:: Task to carry out ::
Rewrite every line of the data below with "clip-card" swapped for "clip-tile" wherever it occurs, leaving everything else unchanged.

Spatial annotation records
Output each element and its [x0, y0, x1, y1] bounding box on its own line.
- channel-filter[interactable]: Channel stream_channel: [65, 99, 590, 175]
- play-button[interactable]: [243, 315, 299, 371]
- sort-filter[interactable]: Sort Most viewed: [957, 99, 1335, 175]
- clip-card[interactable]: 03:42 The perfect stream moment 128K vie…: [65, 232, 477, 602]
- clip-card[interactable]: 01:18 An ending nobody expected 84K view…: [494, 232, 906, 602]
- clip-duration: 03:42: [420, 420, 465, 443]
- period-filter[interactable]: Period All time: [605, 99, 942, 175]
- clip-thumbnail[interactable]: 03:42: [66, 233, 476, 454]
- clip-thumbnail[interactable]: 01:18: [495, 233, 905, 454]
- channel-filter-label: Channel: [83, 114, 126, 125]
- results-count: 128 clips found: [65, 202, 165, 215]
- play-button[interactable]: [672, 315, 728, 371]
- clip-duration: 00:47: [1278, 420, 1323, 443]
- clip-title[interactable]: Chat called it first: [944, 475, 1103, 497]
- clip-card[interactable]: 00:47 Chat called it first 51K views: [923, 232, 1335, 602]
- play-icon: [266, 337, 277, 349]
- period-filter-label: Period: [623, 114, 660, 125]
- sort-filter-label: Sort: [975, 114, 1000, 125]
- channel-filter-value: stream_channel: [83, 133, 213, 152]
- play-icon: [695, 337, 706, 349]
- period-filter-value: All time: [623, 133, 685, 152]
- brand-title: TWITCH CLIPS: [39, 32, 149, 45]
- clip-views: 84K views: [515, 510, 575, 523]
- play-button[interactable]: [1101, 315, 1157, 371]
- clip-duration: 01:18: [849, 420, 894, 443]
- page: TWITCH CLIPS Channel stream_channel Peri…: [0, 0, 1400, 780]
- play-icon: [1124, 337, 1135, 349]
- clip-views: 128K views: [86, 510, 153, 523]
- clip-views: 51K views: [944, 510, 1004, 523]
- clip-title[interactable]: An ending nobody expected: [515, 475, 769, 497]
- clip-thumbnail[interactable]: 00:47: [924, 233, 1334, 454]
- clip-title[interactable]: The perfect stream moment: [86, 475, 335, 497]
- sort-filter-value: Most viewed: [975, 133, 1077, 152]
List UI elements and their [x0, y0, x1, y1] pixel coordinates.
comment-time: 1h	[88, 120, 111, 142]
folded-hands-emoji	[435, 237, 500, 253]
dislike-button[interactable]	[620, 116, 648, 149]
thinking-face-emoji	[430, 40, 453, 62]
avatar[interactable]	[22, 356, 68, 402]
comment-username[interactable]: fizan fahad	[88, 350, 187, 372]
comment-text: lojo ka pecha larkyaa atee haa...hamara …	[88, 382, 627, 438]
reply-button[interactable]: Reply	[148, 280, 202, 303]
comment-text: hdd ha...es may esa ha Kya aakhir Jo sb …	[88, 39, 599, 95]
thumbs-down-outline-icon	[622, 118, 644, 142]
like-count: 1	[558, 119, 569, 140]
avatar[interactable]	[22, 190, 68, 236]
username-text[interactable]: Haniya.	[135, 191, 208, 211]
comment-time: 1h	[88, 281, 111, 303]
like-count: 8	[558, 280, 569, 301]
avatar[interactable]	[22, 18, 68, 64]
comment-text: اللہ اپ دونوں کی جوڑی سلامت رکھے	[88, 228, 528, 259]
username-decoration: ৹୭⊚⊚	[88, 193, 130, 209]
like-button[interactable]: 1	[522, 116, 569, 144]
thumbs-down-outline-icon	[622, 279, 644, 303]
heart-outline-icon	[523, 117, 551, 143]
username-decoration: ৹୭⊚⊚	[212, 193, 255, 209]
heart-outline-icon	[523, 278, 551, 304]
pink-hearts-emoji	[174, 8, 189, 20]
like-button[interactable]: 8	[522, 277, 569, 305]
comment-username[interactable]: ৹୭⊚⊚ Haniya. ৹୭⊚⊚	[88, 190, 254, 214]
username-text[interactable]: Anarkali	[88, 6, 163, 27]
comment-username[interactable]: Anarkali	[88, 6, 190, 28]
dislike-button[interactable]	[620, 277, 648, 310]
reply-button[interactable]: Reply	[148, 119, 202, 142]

:: Answer for this exercise ::
Output each element and its [x0, y0, x1, y1] bounding box on its own line.
- channel-filter[interactable]: Channel stream_channel: [65, 99, 590, 175]
- play-button[interactable]: [243, 315, 299, 371]
- sort-filter[interactable]: Sort Most viewed: [957, 99, 1335, 175]
- clip-tile[interactable]: 03:42 The perfect stream moment 128K vie…: [65, 232, 477, 602]
- clip-tile[interactable]: 01:18 An ending nobody expected 84K view…: [494, 232, 906, 602]
- clip-duration: 03:42: [420, 420, 465, 443]
- period-filter[interactable]: Period All time: [605, 99, 942, 175]
- clip-thumbnail[interactable]: 03:42: [66, 233, 476, 454]
- clip-thumbnail[interactable]: 01:18: [495, 233, 905, 454]
- channel-filter-label: Channel: [83, 114, 126, 125]
- results-count: 128 clips found: [65, 202, 165, 215]
- play-button[interactable]: [672, 315, 728, 371]
- clip-duration: 00:47: [1278, 420, 1323, 443]
- clip-title[interactable]: Chat called it first: [944, 475, 1103, 497]
- clip-tile[interactable]: 00:47 Chat called it first 51K views: [923, 232, 1335, 602]
- play-icon: [266, 337, 277, 349]
- period-filter-label: Period: [623, 114, 660, 125]
- sort-filter-label: Sort: [975, 114, 1000, 125]
- channel-filter-value: stream_channel: [83, 133, 213, 152]
- play-icon: [695, 337, 706, 349]
- period-filter-value: All time: [623, 133, 685, 152]
- brand-title: TWITCH CLIPS: [39, 32, 149, 45]
- clip-views: 84K views: [515, 510, 575, 523]
- play-button[interactable]: [1101, 315, 1157, 371]
- clip-duration: 01:18: [849, 420, 894, 443]
- page: TWITCH CLIPS Channel stream_channel Peri…: [0, 0, 1400, 780]
- play-icon: [1124, 337, 1135, 349]
- clip-views: 128K views: [86, 510, 153, 523]
- clip-views: 51K views: [944, 510, 1004, 523]
- clip-title[interactable]: An ending nobody expected: [515, 475, 769, 497]
- clip-thumbnail[interactable]: 00:47: [924, 233, 1334, 454]
- clip-title[interactable]: The perfect stream moment: [86, 475, 335, 497]
- sort-filter-value: Most viewed: [975, 133, 1077, 152]
List UI elements and their [x0, y0, x1, y1] pixel coordinates.
comment-time: 1h	[88, 120, 111, 142]
folded-hands-emoji	[435, 237, 500, 253]
dislike-button[interactable]	[620, 116, 648, 149]
thinking-face-emoji	[430, 40, 453, 62]
avatar[interactable]	[22, 356, 68, 402]
comment-username[interactable]: fizan fahad	[88, 350, 187, 372]
comment-text: lojo ka pecha larkyaa atee haa...hamara …	[88, 382, 627, 438]
reply-button[interactable]: Reply	[148, 280, 202, 303]
comment-text: hdd ha...es may esa ha Kya aakhir Jo sb …	[88, 39, 599, 95]
thumbs-down-outline-icon	[622, 118, 644, 142]
like-count: 1	[558, 119, 569, 140]
avatar[interactable]	[22, 190, 68, 236]
username-text[interactable]: Haniya.	[135, 191, 208, 211]
comment-time: 1h	[88, 281, 111, 303]
like-count: 8	[558, 280, 569, 301]
avatar[interactable]	[22, 18, 68, 64]
comment-text: اللہ اپ دونوں کی جوڑی سلامت رکھے	[88, 228, 528, 259]
username-decoration: ৹୭⊚⊚	[88, 193, 130, 209]
like-button[interactable]: 1	[522, 116, 569, 144]
thumbs-down-outline-icon	[622, 279, 644, 303]
heart-outline-icon	[523, 117, 551, 143]
username-decoration: ৹୭⊚⊚	[212, 193, 255, 209]
heart-outline-icon	[523, 278, 551, 304]
pink-hearts-emoji	[174, 8, 189, 20]
like-button[interactable]: 8	[522, 277, 569, 305]
comment-username[interactable]: ৹୭⊚⊚ Haniya. ৹୭⊚⊚	[88, 190, 254, 214]
username-text[interactable]: Anarkali	[88, 6, 163, 27]
comment-username[interactable]: Anarkali	[88, 6, 190, 28]
dislike-button[interactable]	[620, 277, 648, 310]
reply-button[interactable]: Reply	[148, 119, 202, 142]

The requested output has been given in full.